#### [PASSAGE PROVIDED]
━━━━━━━━━━━━━━━━

For women things work a little differently. Condoms, birth control pills and other birth prevent measures are relatively recent inventions and given this, historically, women could not be promiscuous like a man could be. This was because sex with a man could result in a pregnancy of nine months. Hence, women needed to be choosy.
As Taflinger puts it “Women…have a far greater physical, physiological and temporal stake in producing children. This means she must be highly selective in her choice of men if she wishes to produce the highest quality children in her reproductive lifetime.”
This is something that Dunn of University of Wales in Cardiff agrees with. As he puts it “Females focus on questions of wealth and status because if the male possesses those, that male would be in a better condition to rear healthy offspring.”
And driving an SUV is a clear symbol of that. As Geoffrey Miller writes in
The Mating Mind – How Sexual Choice Shaped the Evolution of Human Nature “The metaphor seems apt because SUVs make such a show of their rugged utility, all-terrain capability, enormous power, and absurd size…Their huge size demonstrates the ability to incur a high initial cost, and their large engine demonstrates the ability to incur high running costs due to poor mileage. Although capable of transporting six adults across a mountain range, they are often used for nothing more demanding than driving one’s toddler to and from day-care, through leafy suburbia…Principally, their size is a wealth-indicator.”

━━━━━━━━━━━━━━━━

#### [MATERIAL]
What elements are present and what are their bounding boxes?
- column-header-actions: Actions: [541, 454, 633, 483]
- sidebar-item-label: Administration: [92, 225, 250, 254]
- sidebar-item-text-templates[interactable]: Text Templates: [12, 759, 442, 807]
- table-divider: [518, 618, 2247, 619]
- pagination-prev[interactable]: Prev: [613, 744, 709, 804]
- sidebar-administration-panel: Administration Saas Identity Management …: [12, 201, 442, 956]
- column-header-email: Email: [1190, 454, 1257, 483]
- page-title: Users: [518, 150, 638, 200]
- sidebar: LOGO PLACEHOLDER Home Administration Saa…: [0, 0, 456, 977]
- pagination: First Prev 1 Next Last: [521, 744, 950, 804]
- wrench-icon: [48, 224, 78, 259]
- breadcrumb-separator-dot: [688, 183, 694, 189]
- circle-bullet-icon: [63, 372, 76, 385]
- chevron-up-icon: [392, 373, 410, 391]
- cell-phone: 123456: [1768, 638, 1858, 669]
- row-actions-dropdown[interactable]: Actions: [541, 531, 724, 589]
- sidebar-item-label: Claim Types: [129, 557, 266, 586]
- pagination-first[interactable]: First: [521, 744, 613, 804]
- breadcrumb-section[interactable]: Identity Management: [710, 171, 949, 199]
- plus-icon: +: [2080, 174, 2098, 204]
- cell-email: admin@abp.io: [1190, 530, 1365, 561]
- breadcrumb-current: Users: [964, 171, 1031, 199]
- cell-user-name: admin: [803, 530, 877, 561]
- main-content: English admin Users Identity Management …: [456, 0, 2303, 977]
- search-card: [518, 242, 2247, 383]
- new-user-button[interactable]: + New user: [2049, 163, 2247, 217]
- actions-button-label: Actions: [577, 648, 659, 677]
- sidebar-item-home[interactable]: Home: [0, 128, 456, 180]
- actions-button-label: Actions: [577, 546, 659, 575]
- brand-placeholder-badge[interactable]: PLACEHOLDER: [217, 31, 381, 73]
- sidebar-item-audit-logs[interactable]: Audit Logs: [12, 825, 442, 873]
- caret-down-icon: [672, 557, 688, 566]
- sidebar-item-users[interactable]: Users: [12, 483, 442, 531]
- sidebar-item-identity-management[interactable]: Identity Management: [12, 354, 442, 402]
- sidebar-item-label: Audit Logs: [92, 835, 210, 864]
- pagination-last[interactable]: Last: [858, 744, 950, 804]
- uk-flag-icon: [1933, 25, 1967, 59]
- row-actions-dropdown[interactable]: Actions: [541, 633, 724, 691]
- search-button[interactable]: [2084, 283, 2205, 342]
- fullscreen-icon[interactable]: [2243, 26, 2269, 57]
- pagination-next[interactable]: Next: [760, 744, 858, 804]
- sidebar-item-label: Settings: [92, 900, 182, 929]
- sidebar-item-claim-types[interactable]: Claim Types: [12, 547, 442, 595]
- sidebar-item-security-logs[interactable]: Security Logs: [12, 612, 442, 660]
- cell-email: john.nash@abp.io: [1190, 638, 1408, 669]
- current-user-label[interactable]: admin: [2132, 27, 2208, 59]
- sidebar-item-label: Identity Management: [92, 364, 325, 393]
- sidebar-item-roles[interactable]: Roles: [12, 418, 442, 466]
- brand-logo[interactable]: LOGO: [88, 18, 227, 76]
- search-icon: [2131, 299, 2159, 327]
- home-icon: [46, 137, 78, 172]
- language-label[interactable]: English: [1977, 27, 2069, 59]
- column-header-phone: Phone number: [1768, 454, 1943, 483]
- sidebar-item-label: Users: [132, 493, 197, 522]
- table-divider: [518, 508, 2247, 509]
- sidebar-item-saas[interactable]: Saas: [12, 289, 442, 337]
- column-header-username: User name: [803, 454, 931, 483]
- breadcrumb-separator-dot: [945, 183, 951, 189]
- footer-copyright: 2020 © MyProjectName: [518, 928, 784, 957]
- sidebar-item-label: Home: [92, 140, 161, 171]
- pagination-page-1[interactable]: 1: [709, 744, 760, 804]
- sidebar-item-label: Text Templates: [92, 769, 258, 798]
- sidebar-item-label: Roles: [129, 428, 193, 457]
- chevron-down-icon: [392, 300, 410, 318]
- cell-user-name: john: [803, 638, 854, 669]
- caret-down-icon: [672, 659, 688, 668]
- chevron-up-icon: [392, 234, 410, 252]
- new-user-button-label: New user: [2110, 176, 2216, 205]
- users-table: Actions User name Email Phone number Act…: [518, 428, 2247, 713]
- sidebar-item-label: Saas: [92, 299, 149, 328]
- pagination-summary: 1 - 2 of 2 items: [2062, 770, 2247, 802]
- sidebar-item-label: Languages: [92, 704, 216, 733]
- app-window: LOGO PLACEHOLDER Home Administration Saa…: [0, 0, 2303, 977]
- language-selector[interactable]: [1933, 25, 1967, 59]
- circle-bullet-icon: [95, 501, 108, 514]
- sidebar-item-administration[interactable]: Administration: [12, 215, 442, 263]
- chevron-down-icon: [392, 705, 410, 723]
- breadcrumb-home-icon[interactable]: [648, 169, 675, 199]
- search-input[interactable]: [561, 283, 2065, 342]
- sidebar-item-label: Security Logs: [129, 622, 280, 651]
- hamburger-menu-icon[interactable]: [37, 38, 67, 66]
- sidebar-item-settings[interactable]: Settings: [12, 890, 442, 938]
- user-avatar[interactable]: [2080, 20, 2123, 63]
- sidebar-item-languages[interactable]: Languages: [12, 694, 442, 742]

━━━━━━━━━━━━━━━━

#### [WHAT THE TASK REQUIRES]
In the text about mate choice and SUVs, what questions does Dunn say females focus on?

#### [TASK SOLUTION]
Questions of wealth and status.